- **Requirements**: Spot each line in the records below where the word "content" occurs, then copy it.

** START Exercise materials **

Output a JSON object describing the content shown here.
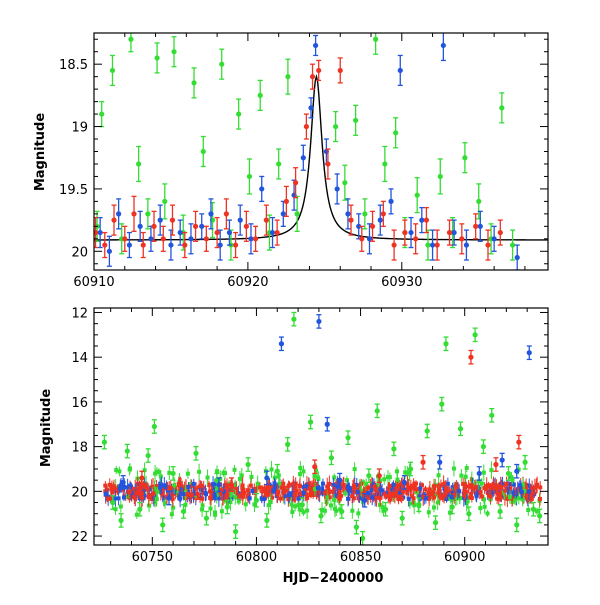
{
  "chart_data": [
    {
      "type": "scatter",
      "panel": "top",
      "title": "",
      "xlabel": "",
      "ylabel": "Magnitude",
      "xlim": [
        60910,
        60939.5
      ],
      "ylim": [
        20.15,
        18.25
      ],
      "y_inverted": true,
      "xticks": [
        60910,
        60920,
        60930
      ],
      "yticks": [
        18.5,
        19,
        19.5,
        20
      ],
      "ytick_labels": [
        "18.5",
        "19",
        "19.5",
        "20"
      ],
      "series": [
        {
          "color": "#33dd33",
          "points": [
            [
              60910.2,
              19.8,
              0.12
            ],
            [
              60910.5,
              18.9,
              0.1
            ],
            [
              60911.2,
              18.55,
              0.12
            ],
            [
              60911.8,
              19.9,
              0.12
            ],
            [
              60912.4,
              18.3,
              0.1
            ],
            [
              60912.9,
              19.3,
              0.14
            ],
            [
              60913.5,
              19.7,
              0.12
            ],
            [
              60914.1,
              18.45,
              0.12
            ],
            [
              60914.6,
              19.6,
              0.14
            ],
            [
              60915.2,
              18.4,
              0.12
            ],
            [
              60915.8,
              19.85,
              0.14
            ],
            [
              60916.5,
              18.65,
              0.12
            ],
            [
              60917.1,
              19.2,
              0.12
            ],
            [
              60917.7,
              19.75,
              0.14
            ],
            [
              60918.3,
              18.5,
              0.12
            ],
            [
              60918.9,
              19.95,
              0.12
            ],
            [
              60919.4,
              18.9,
              0.12
            ],
            [
              60920.1,
              19.4,
              0.14
            ],
            [
              60920.8,
              18.75,
              0.12
            ],
            [
              60921.4,
              19.85,
              0.14
            ],
            [
              60922.0,
              19.3,
              0.12
            ],
            [
              60922.6,
              18.6,
              0.14
            ],
            [
              60923.2,
              19.7,
              0.14
            ],
            [
              60925.7,
              19.0,
              0.12
            ],
            [
              60926.3,
              19.45,
              0.14
            ],
            [
              60927.0,
              18.95,
              0.12
            ],
            [
              60927.6,
              19.7,
              0.12
            ],
            [
              60928.3,
              18.3,
              0.12
            ],
            [
              60928.9,
              19.3,
              0.14
            ],
            [
              60929.6,
              19.05,
              0.12
            ],
            [
              60930.2,
              19.85,
              0.12
            ],
            [
              60931.0,
              19.55,
              0.14
            ],
            [
              60931.7,
              19.95,
              0.12
            ],
            [
              60932.5,
              19.4,
              0.14
            ],
            [
              60933.3,
              19.85,
              0.12
            ],
            [
              60934.1,
              19.25,
              0.12
            ],
            [
              60935.0,
              19.6,
              0.14
            ],
            [
              60935.8,
              19.9,
              0.12
            ],
            [
              60936.5,
              18.85,
              0.12
            ],
            [
              60937.2,
              19.95,
              0.12
            ]
          ]
        },
        {
          "color": "#2255dd",
          "points": [
            [
              60910.4,
              19.85,
              0.12
            ],
            [
              60911.0,
              20.0,
              0.12
            ],
            [
              60911.6,
              19.7,
              0.12
            ],
            [
              60912.3,
              19.95,
              0.1
            ],
            [
              60913.0,
              19.8,
              0.12
            ],
            [
              60913.7,
              19.9,
              0.1
            ],
            [
              60914.3,
              19.75,
              0.12
            ],
            [
              60915.0,
              19.95,
              0.12
            ],
            [
              60915.6,
              19.85,
              0.1
            ],
            [
              60916.3,
              19.9,
              0.12
            ],
            [
              60917.0,
              19.8,
              0.1
            ],
            [
              60917.6,
              19.7,
              0.12
            ],
            [
              60918.2,
              19.95,
              0.12
            ],
            [
              60918.8,
              19.85,
              0.1
            ],
            [
              60919.5,
              19.75,
              0.12
            ],
            [
              60920.2,
              19.9,
              0.12
            ],
            [
              60920.9,
              19.5,
              0.1
            ],
            [
              60921.6,
              19.85,
              0.12
            ],
            [
              60922.3,
              19.7,
              0.1
            ],
            [
              60923.0,
              19.55,
              0.12
            ],
            [
              60923.6,
              19.25,
              0.1
            ],
            [
              60924.1,
              18.85,
              0.08
            ],
            [
              60924.4,
              18.35,
              0.08
            ],
            [
              60925.1,
              19.2,
              0.1
            ],
            [
              60925.8,
              19.5,
              0.12
            ],
            [
              60926.5,
              19.7,
              0.12
            ],
            [
              60927.2,
              19.8,
              0.1
            ],
            [
              60927.9,
              19.9,
              0.12
            ],
            [
              60928.6,
              19.75,
              0.12
            ],
            [
              60929.3,
              19.6,
              0.1
            ],
            [
              60929.9,
              18.55,
              0.12
            ],
            [
              60930.6,
              19.85,
              0.12
            ],
            [
              60931.3,
              19.75,
              0.1
            ],
            [
              60932.0,
              19.95,
              0.12
            ],
            [
              60932.7,
              18.35,
              0.12
            ],
            [
              60933.4,
              19.85,
              0.1
            ],
            [
              60934.2,
              19.95,
              0.12
            ],
            [
              60935.1,
              19.8,
              0.12
            ],
            [
              60936.0,
              19.9,
              0.1
            ],
            [
              60937.5,
              20.05,
              0.1
            ]
          ]
        },
        {
          "color": "#ee3322",
          "points": [
            [
              60910.1,
              19.85,
              0.12
            ],
            [
              60910.7,
              19.95,
              0.1
            ],
            [
              60911.3,
              19.75,
              0.12
            ],
            [
              60912.0,
              19.9,
              0.1
            ],
            [
              60912.6,
              19.7,
              0.14
            ],
            [
              60913.2,
              19.95,
              0.1
            ],
            [
              60913.9,
              19.8,
              0.12
            ],
            [
              60914.5,
              19.9,
              0.1
            ],
            [
              60915.1,
              19.75,
              0.12
            ],
            [
              60915.9,
              19.95,
              0.1
            ],
            [
              60916.6,
              19.8,
              0.12
            ],
            [
              60917.3,
              19.9,
              0.1
            ],
            [
              60918.0,
              19.85,
              0.12
            ],
            [
              60918.6,
              19.7,
              0.12
            ],
            [
              60919.2,
              19.95,
              0.1
            ],
            [
              60919.9,
              19.8,
              0.12
            ],
            [
              60920.5,
              19.9,
              0.1
            ],
            [
              60921.2,
              19.75,
              0.12
            ],
            [
              60921.9,
              19.85,
              0.1
            ],
            [
              60922.5,
              19.6,
              0.12
            ],
            [
              60923.1,
              19.45,
              0.12
            ],
            [
              60923.8,
              19.0,
              0.1
            ],
            [
              60924.2,
              18.6,
              0.1
            ],
            [
              60924.6,
              18.55,
              0.08
            ],
            [
              60925.2,
              19.3,
              0.12
            ],
            [
              60926.0,
              18.55,
              0.1
            ],
            [
              60926.7,
              19.75,
              0.12
            ],
            [
              60927.4,
              19.9,
              0.1
            ],
            [
              60928.1,
              19.8,
              0.12
            ],
            [
              60928.8,
              19.7,
              0.1
            ],
            [
              60929.5,
              19.95,
              0.12
            ],
            [
              60930.2,
              19.85,
              0.1
            ],
            [
              60930.9,
              19.9,
              0.12
            ],
            [
              60931.6,
              19.75,
              0.1
            ],
            [
              60932.3,
              19.95,
              0.12
            ],
            [
              60933.1,
              19.85,
              0.1
            ],
            [
              60933.9,
              19.9,
              0.12
            ],
            [
              60934.8,
              19.8,
              0.1
            ],
            [
              60935.6,
              19.95,
              0.12
            ],
            [
              60936.4,
              19.85,
              0.1
            ]
          ]
        }
      ],
      "model_curve": {
        "color": "#000000",
        "baseline": 19.91,
        "peak_x": 60924.45,
        "peak_mag": 18.6,
        "width": 0.45
      }
    },
    {
      "type": "scatter",
      "panel": "bottom",
      "title": "",
      "xlabel": "HJD−2400000",
      "ylabel": "Magnitude",
      "xlim": [
        60722,
        60940
      ],
      "ylim": [
        22.4,
        11.8
      ],
      "y_inverted": true,
      "xticks": [
        60750,
        60800,
        60850,
        60900
      ],
      "yticks": [
        12,
        14,
        16,
        18,
        20,
        22
      ],
      "band": {
        "x_from": 60727,
        "x_to": 60937,
        "center_mag": 20.0,
        "scatter_mag": 0.35
      },
      "series": [
        {
          "color": "#33dd33",
          "points": [
            [
              60727,
              17.8
            ],
            [
              60731,
              20.5
            ],
            [
              60735,
              21.3
            ],
            [
              60738,
              18.2
            ],
            [
              60744,
              20.8
            ],
            [
              60748,
              18.4
            ],
            [
              60751,
              17.1
            ],
            [
              60755,
              21.5
            ],
            [
              60760,
              19.2
            ],
            [
              60765,
              20.9
            ],
            [
              60771,
              18.3
            ],
            [
              60776,
              21.2
            ],
            [
              60781,
              19.5
            ],
            [
              60786,
              20.7
            ],
            [
              60790,
              21.8
            ],
            [
              60796,
              18.8
            ],
            [
              60800,
              20.4
            ],
            [
              60805,
              21.3
            ],
            [
              60810,
              19.1
            ],
            [
              60815,
              17.9
            ],
            [
              60818,
              12.3
            ],
            [
              60822,
              20.6
            ],
            [
              60826,
              16.9
            ],
            [
              60831,
              21.1
            ],
            [
              60836,
              18.5
            ],
            [
              60841,
              20.9
            ],
            [
              60844,
              17.6
            ],
            [
              60848,
              21.6
            ],
            [
              60851,
              22.1
            ],
            [
              60854,
              19.3
            ],
            [
              60858,
              16.4
            ],
            [
              60862,
              20.8
            ],
            [
              60866,
              18.1
            ],
            [
              60870,
              21.2
            ],
            [
              60874,
              19.0
            ],
            [
              60878,
              20.6
            ],
            [
              60882,
              17.3
            ],
            [
              60886,
              21.4
            ],
            [
              60889,
              16.1
            ],
            [
              60891,
              13.4
            ],
            [
              60894,
              20.7
            ],
            [
              60898,
              17.2
            ],
            [
              60902,
              21.0
            ],
            [
              60905,
              13.0
            ],
            [
              60909,
              18.0
            ],
            [
              60913,
              16.6
            ],
            [
              60917,
              20.9
            ],
            [
              60921,
              19.2
            ],
            [
              60925,
              21.5
            ],
            [
              60929,
              18.7
            ],
            [
              60933,
              20.8
            ],
            [
              60936,
              21.1
            ]
          ]
        },
        {
          "color": "#2255dd",
          "points": [
            [
              60736,
              19.6
            ],
            [
              60758,
              20.3
            ],
            [
              60782,
              19.7
            ],
            [
              60805,
              19.4
            ],
            [
              60812,
              13.4
            ],
            [
              60830,
              12.4
            ],
            [
              60834,
              17.0
            ],
            [
              60840,
              19.5
            ],
            [
              60852,
              20.4
            ],
            [
              60871,
              19.6
            ],
            [
              60888,
              18.7
            ],
            [
              60907,
              19.2
            ],
            [
              60918,
              18.6
            ],
            [
              60925,
              19.1
            ],
            [
              60931,
              13.8
            ]
          ]
        },
        {
          "color": "#ee3322",
          "points": [
            [
              60745,
              19.4
            ],
            [
              60788,
              19.7
            ],
            [
              60828,
              18.9
            ],
            [
              60859,
              19.3
            ],
            [
              60880,
              18.7
            ],
            [
              60903,
              14.0
            ],
            [
              60915,
              18.8
            ],
            [
              60926,
              17.8
            ]
          ]
        }
      ]
    }
  ]
}
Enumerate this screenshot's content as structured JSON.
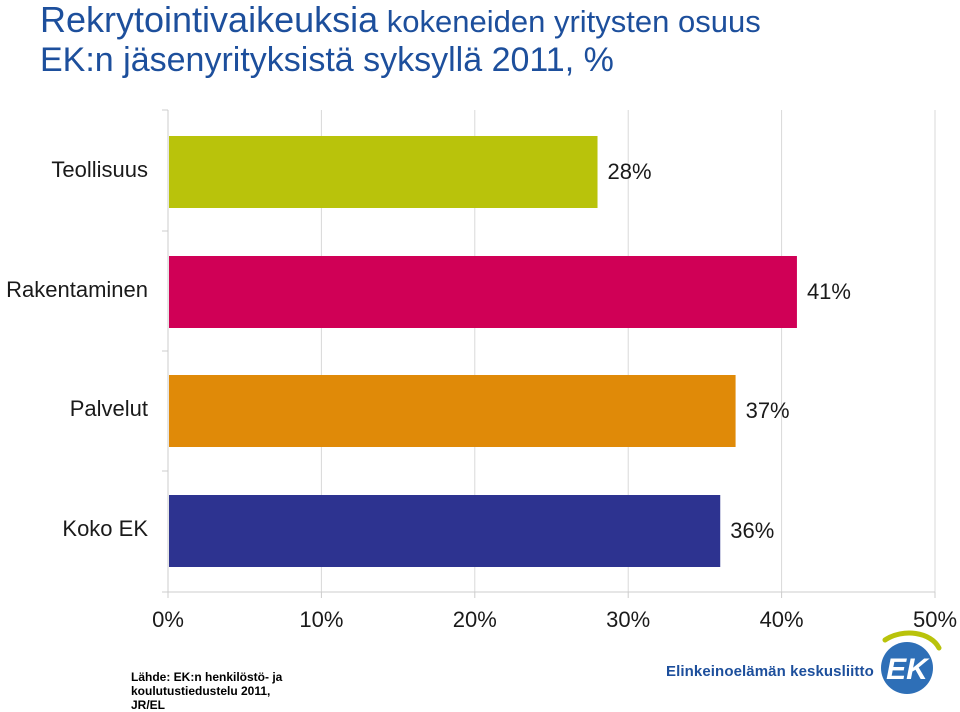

** END Exercise materials **

- **Result for this exercise**:
Output a JSON object describing the content shown here.
Enumerate this screenshot's content as structured JSON.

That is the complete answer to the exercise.